Task directions:
Copy out the listing in full, exactly as written, but not its pictures.

BEGIN Information provided

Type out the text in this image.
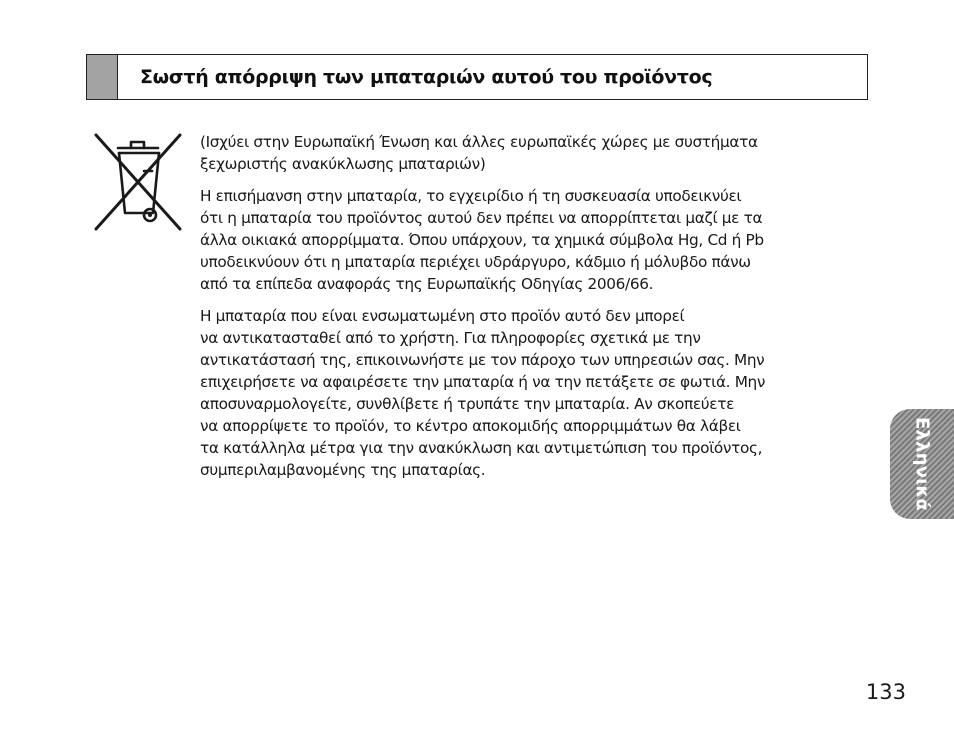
Σωστή απόρριψη των μπαταριών αυτού του προϊόντος

(Ισχύει στην Ευρωπαϊκή Ένωση και άλλες ευρωπαϊκές χώρες με συστήματα
ξεχωριστής ανακύκλωσης μπαταριών)

Η επισήμανση στην μπαταρία, το εγχειρίδιο ή τη συσκευασία υποδεικνύει
ότι η μπαταρία του προϊόντος αυτού δεν πρέπει να απορρίπτεται μαζί με τα
άλλα οικιακά απορρίμματα. Όπου υπάρχουν, τα χημικά σύμβολα Hg, Cd ή Pb
υποδεικνύουν ότι η μπαταρία περιέχει υδράργυρο, κάδμιο ή μόλυβδο πάνω
από τα επίπεδα αναφοράς της Ευρωπαϊκής Οδηγίας 2006/66.

Η μπαταρία που είναι ενσωματωμένη στο προϊόν αυτό δεν μπορεί
να αντικατασταθεί από το χρήστη. Για πληροφορίες σχετικά με την
αντικατάστασή της, επικοινωνήστε με τον πάροχο των υπηρεσιών σας. Μην
επιχειρήσετε να αφαιρέσετε την μπαταρία ή να την πετάξετε σε φωτιά. Μην
αποσυναρμολογείτε, συνθλίβετε ή τρυπάτε την μπαταρία. Αν σκοπεύετε
να απορρίψετε το προϊόν, το κέντρο αποκομιδής απορριμμάτων θα λάβει
τα κατάλληλα μέτρα για την ανακύκλωση και αντιμετώπιση του προϊόντος,
συμπεριλαμβανομένης της μπαταρίας.	Ελληνικά
133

END Information provided

Solved problem:
Type out the text in this image.
Σωστή απόρριψη των μπαταριών αυτού του προϊόντος

(Ισχύει στην Ευρωπαϊκή Ένωση και άλλες ευρωπαϊκές χώρες με συστήματα
ξεχωριστής ανακύκλωσης μπαταριών)

Η επισήμανση στην μπαταρία, το εγχειρίδιο ή τη συσκευασία υποδεικνύει
ότι η μπαταρία του προϊόντος αυτού δεν πρέπει να απορρίπτεται μαζί με τα
άλλα οικιακά απορρίμματα. Όπου υπάρχουν, τα χημικά σύμβολα Hg, Cd ή Pb
υποδεικνύουν ότι η μπαταρία περιέχει υδράργυρο, κάδμιο ή μόλυβδο πάνω
από τα επίπεδα αναφοράς της Ευρωπαϊκής Οδηγίας 2006/66.

Η μπαταρία που είναι ενσωματωμένη στο προϊόν αυτό δεν μπορεί
να αντικατασταθεί από το χρήστη. Για πληροφορίες σχετικά με την
αντικατάστασή της, επικοινωνήστε με τον πάροχο των υπηρεσιών σας. Μην
επιχειρήσετε να αφαιρέσετε την μπαταρία ή να την πετάξετε σε φωτιά. Μην
αποσυναρμολογείτε, συνθλίβετε ή τρυπάτε την μπαταρία. Αν σκοπεύετε
να απορρίψετε το προϊόν, το κέντρο αποκομιδής απορριμμάτων θα λάβει
τα κατάλληλα μέτρα για την ανακύκλωση και αντιμετώπιση του προϊόντος,
συμπεριλαμβανομένης της μπαταρίας.	Ελληνικά
133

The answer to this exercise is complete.